## [EXCERPTED PASSAGE]
┌────────

Character encoding fail, why does \\xBD display im

2019-08-09 18:44发布

问题:

I'm just trying to understand character encoding a bit better, so I'm doing a few tests.

I have a PHP file that is saved as UTF-8 and looks like this:

<?php
declare(encoding='UTF-8');

header( 'Content-type: text/html; charset=utf-8' );
?><!DOCTYPE html>

<html>

<head>
    <meta charset="UTF-8" />
    <title>Test</title>
</head>

<body>
    <?php echo "\xBD"; # Does not work ?>
    <?php echo htmlentities( "\xBD" ) ; # Works ?>
</body>

</html>

The page itself shows this:

The gist of the problem is that my web application has a bunch of character encoding problems, where people are copying and pasting from Outlook or Word and the characters get transformed into the diamond question marks (Do those have a real name?)

└────────

## [ROWS]
┌────────

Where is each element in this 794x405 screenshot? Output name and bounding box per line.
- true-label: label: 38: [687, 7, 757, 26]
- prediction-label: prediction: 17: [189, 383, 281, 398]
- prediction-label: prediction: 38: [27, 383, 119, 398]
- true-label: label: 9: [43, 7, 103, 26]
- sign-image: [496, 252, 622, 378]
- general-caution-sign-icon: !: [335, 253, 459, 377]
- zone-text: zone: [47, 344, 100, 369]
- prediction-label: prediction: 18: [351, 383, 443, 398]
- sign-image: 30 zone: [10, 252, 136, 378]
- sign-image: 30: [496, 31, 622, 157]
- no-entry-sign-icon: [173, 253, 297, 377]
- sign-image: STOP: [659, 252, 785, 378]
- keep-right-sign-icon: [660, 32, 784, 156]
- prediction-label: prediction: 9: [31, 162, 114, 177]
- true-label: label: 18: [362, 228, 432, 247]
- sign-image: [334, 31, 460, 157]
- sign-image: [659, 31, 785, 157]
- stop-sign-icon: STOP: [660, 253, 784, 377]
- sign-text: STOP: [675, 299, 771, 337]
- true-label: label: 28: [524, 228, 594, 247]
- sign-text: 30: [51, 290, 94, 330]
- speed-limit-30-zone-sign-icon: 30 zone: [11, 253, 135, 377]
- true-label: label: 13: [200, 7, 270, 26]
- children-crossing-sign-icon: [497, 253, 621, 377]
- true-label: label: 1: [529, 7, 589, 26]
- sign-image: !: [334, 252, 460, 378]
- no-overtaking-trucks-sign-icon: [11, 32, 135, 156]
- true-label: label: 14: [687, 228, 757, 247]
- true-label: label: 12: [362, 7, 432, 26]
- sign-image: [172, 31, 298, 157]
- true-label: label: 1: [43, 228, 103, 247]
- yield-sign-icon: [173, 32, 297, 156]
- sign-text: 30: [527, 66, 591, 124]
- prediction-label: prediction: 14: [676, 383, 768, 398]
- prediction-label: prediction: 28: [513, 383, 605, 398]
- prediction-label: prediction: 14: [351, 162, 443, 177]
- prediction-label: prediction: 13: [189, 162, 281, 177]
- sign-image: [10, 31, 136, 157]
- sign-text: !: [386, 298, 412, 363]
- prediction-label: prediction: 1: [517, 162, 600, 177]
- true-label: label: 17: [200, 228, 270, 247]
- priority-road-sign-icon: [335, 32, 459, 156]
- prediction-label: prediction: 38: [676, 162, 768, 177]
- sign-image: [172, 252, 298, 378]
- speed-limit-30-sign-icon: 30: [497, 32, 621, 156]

└────────

## [PROBLEM SET]
1. In the character encoding post, where are people copying and pasting from when characters turn into diamond question marks?
2. Transcribe the part of the character encoding post that opens with the words containing "The page itself" and closes with "a real name?)".
3. Write the next part of the character encoding post, picking up after its last sentence.

## [TASK ANSWERS]
1. Outlook or Word.

2.
The page itself shows this:

The gist of the problem is that my web application has a bunch of character encoding problems, where people are copying and pasting from Outlook or Word and the characters get transformed into the diamond question marks (Do those have a real name?)

3.
I'm trying to learn how to make sure all my input is transformed into UTF-8 when the page loads (Basically $_GET, $_POST, and $_REQUEST), and all output is done using proper UTF-8 handling methods.


My question is: Why is my page showing the question mark for the first echo, and does anyone have any other information about making a UTF-8 safe web app in PHP?

回答1:

0xBD is not valid UTF-8. If you want to encode "½" in UTF-8 then you need to use 0xC2 0xBD instead.

>>> print '\xc2\xbd'.decode('utf-8')
½

If you want to use text from another charset (Latin-1 in this case) then you need to transcode it to UTF-8 first using the various iconv or mb functions.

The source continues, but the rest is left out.